-- Your task --
Each line that follows should be printed again exactly as it stands.
_____
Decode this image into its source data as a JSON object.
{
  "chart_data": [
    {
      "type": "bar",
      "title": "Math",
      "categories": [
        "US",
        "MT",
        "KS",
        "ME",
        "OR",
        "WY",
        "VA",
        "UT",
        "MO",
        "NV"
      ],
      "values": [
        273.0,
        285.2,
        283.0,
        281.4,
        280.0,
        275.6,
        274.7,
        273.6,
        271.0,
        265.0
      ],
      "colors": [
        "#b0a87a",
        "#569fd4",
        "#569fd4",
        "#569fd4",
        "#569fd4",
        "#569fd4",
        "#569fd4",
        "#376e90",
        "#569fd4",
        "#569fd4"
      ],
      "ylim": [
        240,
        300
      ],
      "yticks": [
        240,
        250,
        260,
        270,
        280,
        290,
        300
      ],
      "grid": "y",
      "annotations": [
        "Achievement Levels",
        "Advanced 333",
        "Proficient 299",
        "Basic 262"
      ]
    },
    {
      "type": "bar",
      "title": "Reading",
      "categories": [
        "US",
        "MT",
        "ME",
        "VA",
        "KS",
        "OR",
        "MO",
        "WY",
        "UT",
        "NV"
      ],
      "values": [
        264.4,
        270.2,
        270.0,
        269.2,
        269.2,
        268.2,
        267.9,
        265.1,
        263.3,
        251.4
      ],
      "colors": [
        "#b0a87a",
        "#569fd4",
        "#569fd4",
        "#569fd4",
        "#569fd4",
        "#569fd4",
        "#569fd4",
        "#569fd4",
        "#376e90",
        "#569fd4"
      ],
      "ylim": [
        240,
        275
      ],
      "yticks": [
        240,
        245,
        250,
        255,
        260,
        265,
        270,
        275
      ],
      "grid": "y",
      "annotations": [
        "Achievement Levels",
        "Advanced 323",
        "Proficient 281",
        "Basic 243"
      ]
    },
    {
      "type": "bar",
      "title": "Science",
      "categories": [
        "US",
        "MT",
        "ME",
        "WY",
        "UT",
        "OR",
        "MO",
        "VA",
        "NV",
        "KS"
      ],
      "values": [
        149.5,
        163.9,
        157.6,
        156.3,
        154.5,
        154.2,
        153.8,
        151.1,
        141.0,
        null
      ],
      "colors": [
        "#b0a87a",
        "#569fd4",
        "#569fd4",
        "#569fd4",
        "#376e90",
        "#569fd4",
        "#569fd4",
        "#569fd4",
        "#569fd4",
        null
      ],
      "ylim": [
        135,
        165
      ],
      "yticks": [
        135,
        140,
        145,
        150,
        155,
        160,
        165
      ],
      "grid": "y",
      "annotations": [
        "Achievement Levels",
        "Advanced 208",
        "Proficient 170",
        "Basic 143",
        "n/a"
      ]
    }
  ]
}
_____
-- The completed task --
Decode this image into its source data as a JSON object.
{
  "chart_data": [
    {
      "type": "bar",
      "title": "Math",
      "categories": [
        "US",
        "MT",
        "KS",
        "ME",
        "OR",
        "WY",
        "VA",
        "UT",
        "MO",
        "NV"
      ],
      "values": [
        273.0,
        285.2,
        283.0,
        281.4,
        280.0,
        275.6,
        274.7,
        273.6,
        271.0,
        265.0
      ],
      "colors": [
        "#b0a87a",
        "#569fd4",
        "#569fd4",
        "#569fd4",
        "#569fd4",
        "#569fd4",
        "#569fd4",
        "#376e90",
        "#569fd4",
        "#569fd4"
      ],
      "ylim": [
        240,
        300
      ],
      "yticks": [
        240,
        250,
        260,
        270,
        280,
        290,
        300
      ],
      "grid": "y",
      "annotations": [
        "Achievement Levels",
        "Advanced 333",
        "Proficient 299",
        "Basic 262"
      ]
    },
    {
      "type": "bar",
      "title": "Reading",
      "categories": [
        "US",
        "MT",
        "ME",
        "VA",
        "KS",
        "OR",
        "MO",
        "WY",
        "UT",
        "NV"
      ],
      "values": [
        264.4,
        270.2,
        270.0,
        269.2,
        269.2,
        268.2,
        267.9,
        265.1,
        263.3,
        251.4
      ],
      "colors": [
        "#b0a87a",
        "#569fd4",
        "#569fd4",
        "#569fd4",
        "#569fd4",
        "#569fd4",
        "#569fd4",
        "#569fd4",
        "#376e90",
        "#569fd4"
      ],
      "ylim": [
        240,
        275
      ],
      "yticks": [
        240,
        245,
        250,
        255,
        260,
        265,
        270,
        275
      ],
      "grid": "y",
      "annotations": [
        "Achievement Levels",
        "Advanced 323",
        "Proficient 281",
        "Basic 243"
      ]
    },
    {
      "type": "bar",
      "title": "Science",
      "categories": [
        "US",
        "MT",
        "ME",
        "WY",
        "UT",
        "OR",
        "MO",
        "VA",
        "NV",
        "KS"
      ],
      "values": [
        149.5,
        163.9,
        157.6,
        156.3,
        154.5,
        154.2,
        153.8,
        151.1,
        141.0,
        null
      ],
      "colors": [
        "#b0a87a",
        "#569fd4",
        "#569fd4",
        "#569fd4",
        "#376e90",
        "#569fd4",
        "#569fd4",
        "#569fd4",
        "#569fd4",
        null
      ],
      "ylim": [
        135,
        165
      ],
      "yticks": [
        135,
        140,
        145,
        150,
        155,
        160,
        165
      ],
      "grid": "y",
      "annotations": [
        "Achievement Levels",
        "Advanced 208",
        "Proficient 170",
        "Basic 143",
        "n/a"
      ]
    }
  ]
}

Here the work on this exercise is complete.